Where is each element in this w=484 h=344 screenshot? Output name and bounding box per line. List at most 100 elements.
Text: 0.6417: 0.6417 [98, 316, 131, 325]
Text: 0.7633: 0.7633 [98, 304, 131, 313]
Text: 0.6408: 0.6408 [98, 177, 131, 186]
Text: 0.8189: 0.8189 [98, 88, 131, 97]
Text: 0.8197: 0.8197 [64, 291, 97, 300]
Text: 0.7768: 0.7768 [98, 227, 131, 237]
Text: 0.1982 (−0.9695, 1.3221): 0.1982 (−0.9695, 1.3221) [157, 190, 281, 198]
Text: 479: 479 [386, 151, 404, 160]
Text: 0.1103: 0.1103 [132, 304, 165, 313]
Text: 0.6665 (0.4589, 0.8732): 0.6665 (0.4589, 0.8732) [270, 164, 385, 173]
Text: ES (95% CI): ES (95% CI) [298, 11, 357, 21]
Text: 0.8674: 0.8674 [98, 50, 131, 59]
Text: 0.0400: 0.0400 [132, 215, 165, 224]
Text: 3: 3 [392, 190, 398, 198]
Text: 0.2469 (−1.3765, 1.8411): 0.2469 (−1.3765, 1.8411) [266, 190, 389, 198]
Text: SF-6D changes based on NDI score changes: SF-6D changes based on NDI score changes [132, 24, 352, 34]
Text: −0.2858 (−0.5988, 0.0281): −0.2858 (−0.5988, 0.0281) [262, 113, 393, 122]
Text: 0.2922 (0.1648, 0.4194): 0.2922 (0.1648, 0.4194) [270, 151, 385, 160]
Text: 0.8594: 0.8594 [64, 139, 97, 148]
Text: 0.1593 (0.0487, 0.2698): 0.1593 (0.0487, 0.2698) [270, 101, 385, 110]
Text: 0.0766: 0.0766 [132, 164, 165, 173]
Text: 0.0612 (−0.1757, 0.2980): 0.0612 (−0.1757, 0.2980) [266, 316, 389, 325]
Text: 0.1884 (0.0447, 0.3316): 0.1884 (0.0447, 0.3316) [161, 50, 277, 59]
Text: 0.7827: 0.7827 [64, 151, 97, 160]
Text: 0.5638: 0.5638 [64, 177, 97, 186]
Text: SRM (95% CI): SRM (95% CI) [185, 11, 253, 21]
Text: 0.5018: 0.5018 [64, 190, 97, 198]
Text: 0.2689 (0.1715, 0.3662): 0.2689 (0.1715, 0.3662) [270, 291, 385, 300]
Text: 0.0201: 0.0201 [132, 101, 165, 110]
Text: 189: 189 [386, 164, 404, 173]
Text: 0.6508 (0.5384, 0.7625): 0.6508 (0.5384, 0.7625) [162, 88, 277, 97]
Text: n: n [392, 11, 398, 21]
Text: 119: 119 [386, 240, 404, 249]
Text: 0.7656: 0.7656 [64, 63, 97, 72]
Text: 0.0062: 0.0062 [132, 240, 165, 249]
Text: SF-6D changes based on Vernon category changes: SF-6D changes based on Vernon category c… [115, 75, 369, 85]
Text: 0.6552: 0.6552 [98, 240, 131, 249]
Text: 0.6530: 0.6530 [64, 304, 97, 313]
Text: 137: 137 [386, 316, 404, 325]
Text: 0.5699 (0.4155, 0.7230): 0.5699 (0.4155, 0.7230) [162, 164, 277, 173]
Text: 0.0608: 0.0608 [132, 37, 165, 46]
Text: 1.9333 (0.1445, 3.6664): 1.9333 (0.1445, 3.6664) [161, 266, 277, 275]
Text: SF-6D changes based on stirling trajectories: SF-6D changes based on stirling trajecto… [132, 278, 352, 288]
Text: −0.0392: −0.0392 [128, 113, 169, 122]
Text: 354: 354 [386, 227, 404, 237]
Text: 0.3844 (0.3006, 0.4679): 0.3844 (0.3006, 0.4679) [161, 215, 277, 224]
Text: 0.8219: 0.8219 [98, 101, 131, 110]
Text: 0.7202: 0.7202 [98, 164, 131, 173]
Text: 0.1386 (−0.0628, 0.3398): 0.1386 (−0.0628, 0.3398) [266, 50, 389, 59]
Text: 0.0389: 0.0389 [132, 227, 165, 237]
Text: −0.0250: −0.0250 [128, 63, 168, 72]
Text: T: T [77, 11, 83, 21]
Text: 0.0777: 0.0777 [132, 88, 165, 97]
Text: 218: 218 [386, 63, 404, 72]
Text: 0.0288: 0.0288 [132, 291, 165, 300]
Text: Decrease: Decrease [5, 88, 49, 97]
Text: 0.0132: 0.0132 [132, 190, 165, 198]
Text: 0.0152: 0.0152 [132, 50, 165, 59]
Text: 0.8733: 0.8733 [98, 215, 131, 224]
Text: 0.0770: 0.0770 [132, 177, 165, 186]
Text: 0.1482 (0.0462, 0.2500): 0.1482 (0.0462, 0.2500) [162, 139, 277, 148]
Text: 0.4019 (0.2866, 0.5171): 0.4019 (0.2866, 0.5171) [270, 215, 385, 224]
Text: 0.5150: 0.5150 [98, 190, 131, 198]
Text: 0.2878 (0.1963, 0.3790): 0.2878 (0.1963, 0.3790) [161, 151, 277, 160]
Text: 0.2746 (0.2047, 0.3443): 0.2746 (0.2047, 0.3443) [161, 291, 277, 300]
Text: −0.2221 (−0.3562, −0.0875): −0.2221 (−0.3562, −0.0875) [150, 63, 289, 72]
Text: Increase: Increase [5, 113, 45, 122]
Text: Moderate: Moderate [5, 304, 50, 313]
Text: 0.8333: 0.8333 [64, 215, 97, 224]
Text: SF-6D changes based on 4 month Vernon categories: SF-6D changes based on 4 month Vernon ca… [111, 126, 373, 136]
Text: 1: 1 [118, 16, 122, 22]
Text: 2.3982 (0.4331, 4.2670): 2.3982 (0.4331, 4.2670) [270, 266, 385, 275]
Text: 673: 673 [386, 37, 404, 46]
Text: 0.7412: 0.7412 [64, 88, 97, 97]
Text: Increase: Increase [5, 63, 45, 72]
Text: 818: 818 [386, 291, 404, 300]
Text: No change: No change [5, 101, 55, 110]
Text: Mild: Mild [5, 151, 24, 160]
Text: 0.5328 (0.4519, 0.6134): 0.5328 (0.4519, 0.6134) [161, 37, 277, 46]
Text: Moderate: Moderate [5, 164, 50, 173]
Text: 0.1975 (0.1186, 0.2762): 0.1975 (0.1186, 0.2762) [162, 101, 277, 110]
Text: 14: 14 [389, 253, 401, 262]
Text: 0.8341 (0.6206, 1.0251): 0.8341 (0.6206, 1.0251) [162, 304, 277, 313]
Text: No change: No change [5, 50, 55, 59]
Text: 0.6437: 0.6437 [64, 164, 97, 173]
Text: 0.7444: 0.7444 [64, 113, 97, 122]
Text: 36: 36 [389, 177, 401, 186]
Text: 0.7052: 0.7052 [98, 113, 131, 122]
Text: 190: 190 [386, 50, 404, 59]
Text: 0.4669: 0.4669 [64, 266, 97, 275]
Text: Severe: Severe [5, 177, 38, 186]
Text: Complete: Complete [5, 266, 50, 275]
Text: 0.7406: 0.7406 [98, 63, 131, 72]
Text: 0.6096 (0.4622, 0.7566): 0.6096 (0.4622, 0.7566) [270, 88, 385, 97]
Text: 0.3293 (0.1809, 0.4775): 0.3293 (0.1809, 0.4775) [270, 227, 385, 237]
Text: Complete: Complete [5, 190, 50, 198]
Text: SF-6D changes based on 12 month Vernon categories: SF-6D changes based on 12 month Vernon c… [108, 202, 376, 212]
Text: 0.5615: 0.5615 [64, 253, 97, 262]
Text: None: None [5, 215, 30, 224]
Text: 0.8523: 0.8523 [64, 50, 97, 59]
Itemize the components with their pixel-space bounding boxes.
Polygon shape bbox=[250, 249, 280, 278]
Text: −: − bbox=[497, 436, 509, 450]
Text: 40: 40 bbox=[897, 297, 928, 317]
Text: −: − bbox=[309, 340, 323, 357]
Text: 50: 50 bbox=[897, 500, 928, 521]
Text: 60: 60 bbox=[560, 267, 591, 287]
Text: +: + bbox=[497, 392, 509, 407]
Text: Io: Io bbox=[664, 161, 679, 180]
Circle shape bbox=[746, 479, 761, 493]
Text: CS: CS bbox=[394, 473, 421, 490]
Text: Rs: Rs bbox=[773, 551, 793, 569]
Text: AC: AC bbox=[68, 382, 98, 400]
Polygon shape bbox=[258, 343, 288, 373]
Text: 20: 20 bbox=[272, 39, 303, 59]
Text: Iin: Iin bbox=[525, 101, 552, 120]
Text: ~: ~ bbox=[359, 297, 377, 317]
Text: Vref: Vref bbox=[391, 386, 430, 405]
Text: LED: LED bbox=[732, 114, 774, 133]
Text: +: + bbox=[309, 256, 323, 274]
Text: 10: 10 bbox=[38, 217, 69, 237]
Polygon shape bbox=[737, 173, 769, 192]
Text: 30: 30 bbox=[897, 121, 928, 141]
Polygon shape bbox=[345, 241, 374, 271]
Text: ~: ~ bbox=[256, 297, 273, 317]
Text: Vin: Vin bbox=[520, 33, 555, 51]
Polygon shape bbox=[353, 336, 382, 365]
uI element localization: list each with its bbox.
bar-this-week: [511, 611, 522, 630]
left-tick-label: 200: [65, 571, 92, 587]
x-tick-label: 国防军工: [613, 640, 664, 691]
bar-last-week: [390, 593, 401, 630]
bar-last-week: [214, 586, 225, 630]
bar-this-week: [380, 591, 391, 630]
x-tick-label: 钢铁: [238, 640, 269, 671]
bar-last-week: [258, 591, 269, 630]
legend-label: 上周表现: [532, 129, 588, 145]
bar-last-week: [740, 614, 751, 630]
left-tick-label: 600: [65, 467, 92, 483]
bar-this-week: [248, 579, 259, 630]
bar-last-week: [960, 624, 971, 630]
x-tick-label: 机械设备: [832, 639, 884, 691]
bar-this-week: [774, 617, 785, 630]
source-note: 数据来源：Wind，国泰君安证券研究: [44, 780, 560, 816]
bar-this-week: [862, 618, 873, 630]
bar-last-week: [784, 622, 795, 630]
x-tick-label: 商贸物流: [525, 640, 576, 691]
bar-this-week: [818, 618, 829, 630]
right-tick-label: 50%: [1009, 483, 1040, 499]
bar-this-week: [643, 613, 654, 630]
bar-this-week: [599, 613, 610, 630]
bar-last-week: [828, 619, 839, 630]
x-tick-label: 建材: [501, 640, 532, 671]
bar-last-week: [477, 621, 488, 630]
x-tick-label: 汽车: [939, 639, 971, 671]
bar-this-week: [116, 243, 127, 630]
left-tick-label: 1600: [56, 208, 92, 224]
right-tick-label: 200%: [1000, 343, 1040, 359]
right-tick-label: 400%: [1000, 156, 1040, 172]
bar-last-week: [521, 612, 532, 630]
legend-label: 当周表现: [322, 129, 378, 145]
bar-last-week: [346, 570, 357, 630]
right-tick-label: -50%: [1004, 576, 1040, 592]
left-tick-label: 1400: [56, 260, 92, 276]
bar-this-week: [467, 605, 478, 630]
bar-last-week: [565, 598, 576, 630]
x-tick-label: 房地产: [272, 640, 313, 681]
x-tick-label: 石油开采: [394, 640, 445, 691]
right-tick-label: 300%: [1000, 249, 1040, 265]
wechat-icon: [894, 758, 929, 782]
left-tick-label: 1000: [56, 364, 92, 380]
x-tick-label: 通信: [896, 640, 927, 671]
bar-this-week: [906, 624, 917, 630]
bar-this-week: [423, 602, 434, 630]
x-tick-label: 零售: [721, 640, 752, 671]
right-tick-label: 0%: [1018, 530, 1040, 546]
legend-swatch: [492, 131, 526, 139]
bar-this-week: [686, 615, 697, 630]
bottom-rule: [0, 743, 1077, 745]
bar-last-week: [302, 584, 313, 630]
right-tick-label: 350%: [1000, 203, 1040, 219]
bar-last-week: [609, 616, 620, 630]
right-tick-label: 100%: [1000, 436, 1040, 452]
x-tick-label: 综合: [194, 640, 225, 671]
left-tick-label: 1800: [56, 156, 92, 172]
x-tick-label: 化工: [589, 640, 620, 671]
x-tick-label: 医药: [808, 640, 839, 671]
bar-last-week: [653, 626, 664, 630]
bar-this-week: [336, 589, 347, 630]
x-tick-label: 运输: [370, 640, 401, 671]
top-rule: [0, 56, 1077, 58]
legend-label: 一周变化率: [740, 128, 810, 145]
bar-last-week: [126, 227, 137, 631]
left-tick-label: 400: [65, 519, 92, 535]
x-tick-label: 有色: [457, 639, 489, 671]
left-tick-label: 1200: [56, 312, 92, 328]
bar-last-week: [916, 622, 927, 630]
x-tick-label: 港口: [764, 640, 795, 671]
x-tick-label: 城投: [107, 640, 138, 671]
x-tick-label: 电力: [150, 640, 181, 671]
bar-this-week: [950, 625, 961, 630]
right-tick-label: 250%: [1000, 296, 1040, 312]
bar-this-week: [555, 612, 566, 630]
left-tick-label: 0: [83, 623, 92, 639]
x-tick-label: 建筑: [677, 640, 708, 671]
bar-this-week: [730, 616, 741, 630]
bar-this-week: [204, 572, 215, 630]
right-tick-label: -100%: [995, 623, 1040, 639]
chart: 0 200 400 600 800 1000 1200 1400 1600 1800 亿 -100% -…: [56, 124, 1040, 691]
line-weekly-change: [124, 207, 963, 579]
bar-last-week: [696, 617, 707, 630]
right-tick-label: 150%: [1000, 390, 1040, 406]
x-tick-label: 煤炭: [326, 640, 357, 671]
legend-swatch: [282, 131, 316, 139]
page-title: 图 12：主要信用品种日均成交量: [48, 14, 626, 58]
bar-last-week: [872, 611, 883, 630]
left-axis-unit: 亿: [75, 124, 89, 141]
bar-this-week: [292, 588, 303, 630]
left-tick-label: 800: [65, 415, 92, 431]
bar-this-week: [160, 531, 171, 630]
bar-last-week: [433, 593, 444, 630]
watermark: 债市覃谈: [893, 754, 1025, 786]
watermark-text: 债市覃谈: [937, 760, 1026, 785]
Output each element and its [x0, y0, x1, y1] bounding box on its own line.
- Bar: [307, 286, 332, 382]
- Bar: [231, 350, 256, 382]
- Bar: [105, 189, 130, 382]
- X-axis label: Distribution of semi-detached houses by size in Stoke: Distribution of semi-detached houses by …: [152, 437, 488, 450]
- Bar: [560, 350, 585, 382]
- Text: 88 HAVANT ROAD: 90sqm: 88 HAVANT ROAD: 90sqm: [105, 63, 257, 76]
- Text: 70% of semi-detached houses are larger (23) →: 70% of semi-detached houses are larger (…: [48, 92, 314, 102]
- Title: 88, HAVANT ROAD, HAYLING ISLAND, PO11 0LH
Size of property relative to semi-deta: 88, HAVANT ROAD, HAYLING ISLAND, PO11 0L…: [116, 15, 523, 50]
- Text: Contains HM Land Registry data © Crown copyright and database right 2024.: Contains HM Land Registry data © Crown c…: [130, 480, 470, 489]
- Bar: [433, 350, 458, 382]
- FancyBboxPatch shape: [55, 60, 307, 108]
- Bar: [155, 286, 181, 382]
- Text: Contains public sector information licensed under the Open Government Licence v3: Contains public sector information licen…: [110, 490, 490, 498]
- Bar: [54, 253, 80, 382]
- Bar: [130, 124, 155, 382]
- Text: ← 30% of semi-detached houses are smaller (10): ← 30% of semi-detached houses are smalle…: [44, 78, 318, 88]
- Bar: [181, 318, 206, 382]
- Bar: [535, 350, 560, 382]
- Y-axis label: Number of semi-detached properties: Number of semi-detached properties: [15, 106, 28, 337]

################

Filtre los ítems de arriba y copie cada línea que contenga la cadena "watermark". Tenga en cuenta que se distinguen mayúsculas y minúsculas.

watermark: 债市覃谈: [893, 754, 1025, 786]
watermark-text: 债市覃谈: [937, 760, 1026, 785]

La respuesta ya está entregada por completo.